Objective
Every line that holds the string "قرعه" is to be identified and copied.

________

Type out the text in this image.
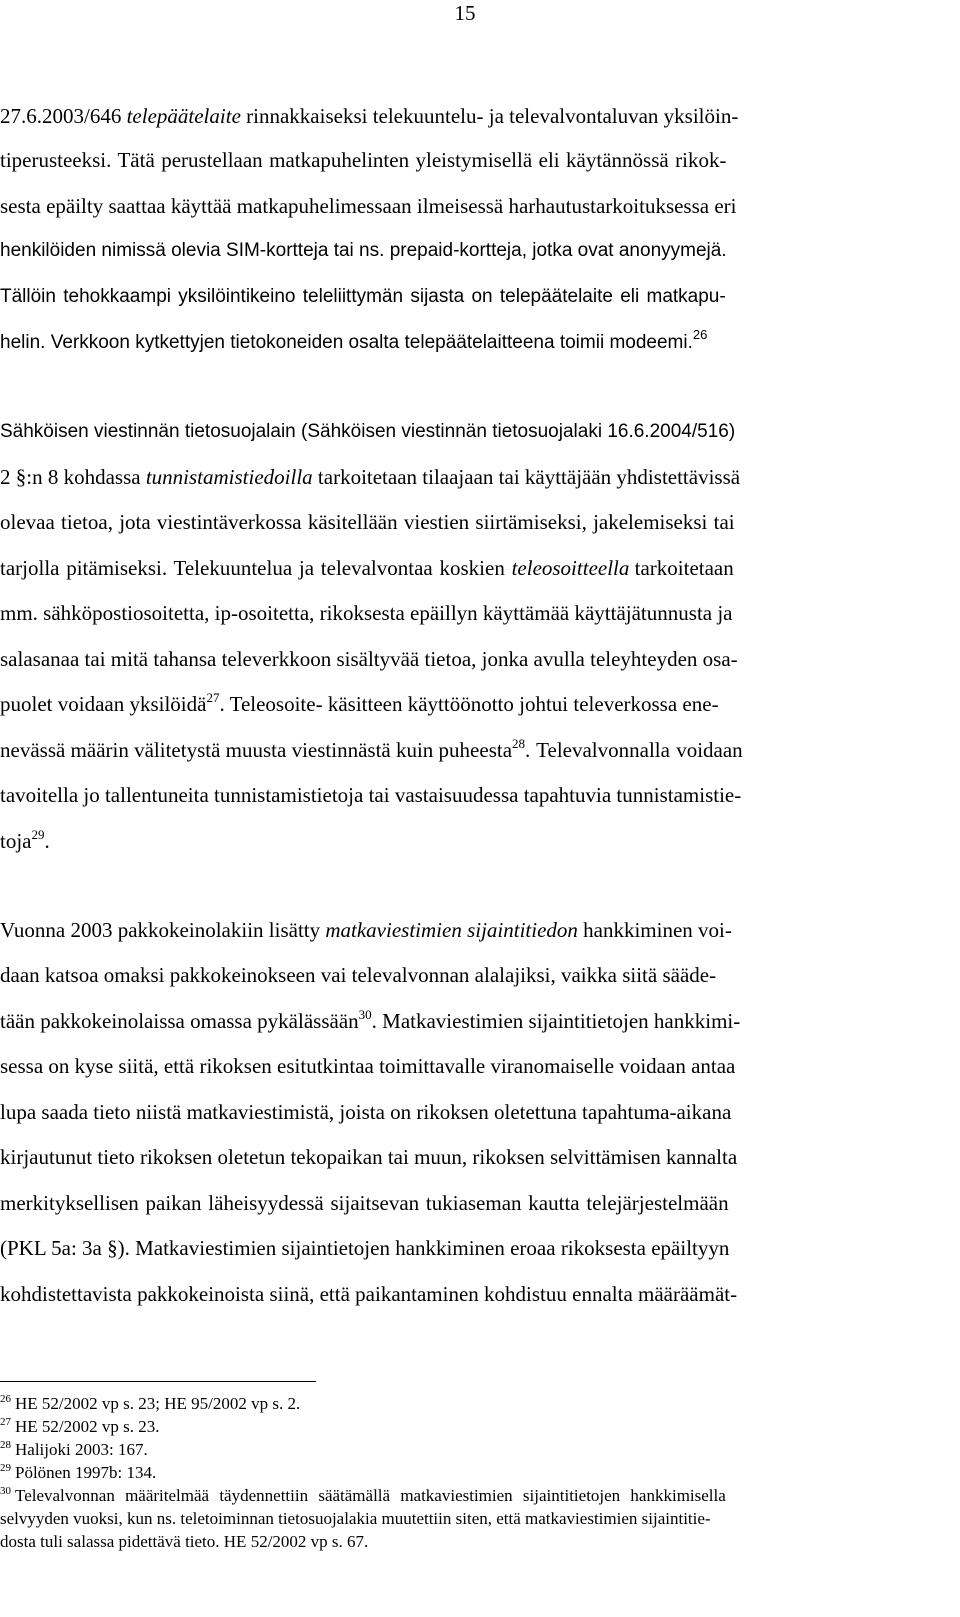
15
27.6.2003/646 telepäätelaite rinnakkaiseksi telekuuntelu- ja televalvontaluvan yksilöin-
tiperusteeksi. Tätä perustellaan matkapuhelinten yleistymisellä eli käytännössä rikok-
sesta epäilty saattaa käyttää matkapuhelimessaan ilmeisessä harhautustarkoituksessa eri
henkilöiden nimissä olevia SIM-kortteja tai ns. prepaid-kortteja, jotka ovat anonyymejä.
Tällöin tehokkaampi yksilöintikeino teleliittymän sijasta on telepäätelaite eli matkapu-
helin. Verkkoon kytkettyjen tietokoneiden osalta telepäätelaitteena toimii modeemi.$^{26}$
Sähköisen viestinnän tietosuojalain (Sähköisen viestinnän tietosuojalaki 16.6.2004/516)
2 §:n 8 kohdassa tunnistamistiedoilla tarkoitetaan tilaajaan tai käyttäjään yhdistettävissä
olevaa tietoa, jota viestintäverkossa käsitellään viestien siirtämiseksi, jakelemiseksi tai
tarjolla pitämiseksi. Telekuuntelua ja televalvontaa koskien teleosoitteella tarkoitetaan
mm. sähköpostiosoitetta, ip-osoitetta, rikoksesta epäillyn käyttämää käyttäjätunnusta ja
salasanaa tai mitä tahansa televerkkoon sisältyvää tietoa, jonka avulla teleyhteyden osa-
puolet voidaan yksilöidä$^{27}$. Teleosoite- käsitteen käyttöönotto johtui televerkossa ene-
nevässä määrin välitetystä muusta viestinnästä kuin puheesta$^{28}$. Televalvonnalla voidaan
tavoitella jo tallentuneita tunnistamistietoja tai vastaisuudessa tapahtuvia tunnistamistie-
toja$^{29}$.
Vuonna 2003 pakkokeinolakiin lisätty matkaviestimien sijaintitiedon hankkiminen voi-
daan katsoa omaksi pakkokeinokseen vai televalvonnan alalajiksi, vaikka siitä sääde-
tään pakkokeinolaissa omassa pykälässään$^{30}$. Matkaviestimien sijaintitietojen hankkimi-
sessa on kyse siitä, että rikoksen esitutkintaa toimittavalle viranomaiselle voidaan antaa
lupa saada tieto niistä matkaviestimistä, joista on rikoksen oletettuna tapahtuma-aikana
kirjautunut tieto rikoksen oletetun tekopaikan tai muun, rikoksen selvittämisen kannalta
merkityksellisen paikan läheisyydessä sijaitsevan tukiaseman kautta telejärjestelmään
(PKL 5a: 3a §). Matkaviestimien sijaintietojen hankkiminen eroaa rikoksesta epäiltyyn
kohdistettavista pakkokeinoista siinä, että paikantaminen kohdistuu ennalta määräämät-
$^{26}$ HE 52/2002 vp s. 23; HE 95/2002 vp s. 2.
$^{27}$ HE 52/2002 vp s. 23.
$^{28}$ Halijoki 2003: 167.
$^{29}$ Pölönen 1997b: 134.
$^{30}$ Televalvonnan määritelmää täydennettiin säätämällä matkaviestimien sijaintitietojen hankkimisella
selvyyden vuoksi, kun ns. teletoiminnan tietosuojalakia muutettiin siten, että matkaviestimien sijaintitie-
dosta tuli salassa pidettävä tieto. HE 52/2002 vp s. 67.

________

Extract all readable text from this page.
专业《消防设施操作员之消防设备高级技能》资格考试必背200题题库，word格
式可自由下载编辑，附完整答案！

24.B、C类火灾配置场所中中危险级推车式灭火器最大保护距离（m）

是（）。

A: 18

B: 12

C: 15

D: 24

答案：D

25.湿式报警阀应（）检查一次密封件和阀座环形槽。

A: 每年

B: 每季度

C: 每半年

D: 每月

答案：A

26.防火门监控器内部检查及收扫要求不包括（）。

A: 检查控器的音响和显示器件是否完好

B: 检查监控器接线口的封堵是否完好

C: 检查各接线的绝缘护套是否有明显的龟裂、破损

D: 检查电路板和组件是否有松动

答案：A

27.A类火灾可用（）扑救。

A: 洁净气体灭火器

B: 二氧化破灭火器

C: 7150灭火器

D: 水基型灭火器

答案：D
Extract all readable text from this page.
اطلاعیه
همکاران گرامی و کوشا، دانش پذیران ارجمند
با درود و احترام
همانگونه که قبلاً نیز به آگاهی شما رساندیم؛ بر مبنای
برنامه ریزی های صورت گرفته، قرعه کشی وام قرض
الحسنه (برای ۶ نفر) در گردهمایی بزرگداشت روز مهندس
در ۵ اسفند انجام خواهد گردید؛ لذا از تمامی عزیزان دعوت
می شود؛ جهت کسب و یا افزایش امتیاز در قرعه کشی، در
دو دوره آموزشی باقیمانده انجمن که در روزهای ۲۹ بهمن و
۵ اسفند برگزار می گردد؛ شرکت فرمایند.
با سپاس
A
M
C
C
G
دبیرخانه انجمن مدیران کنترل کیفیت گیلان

________

Solution to this problem
برنامه ریزی های صورت گرفته، قرعه کشی وام قرض
می شود؛ جهت کسب و یا افزایش امتیاز در قرعه کشی، در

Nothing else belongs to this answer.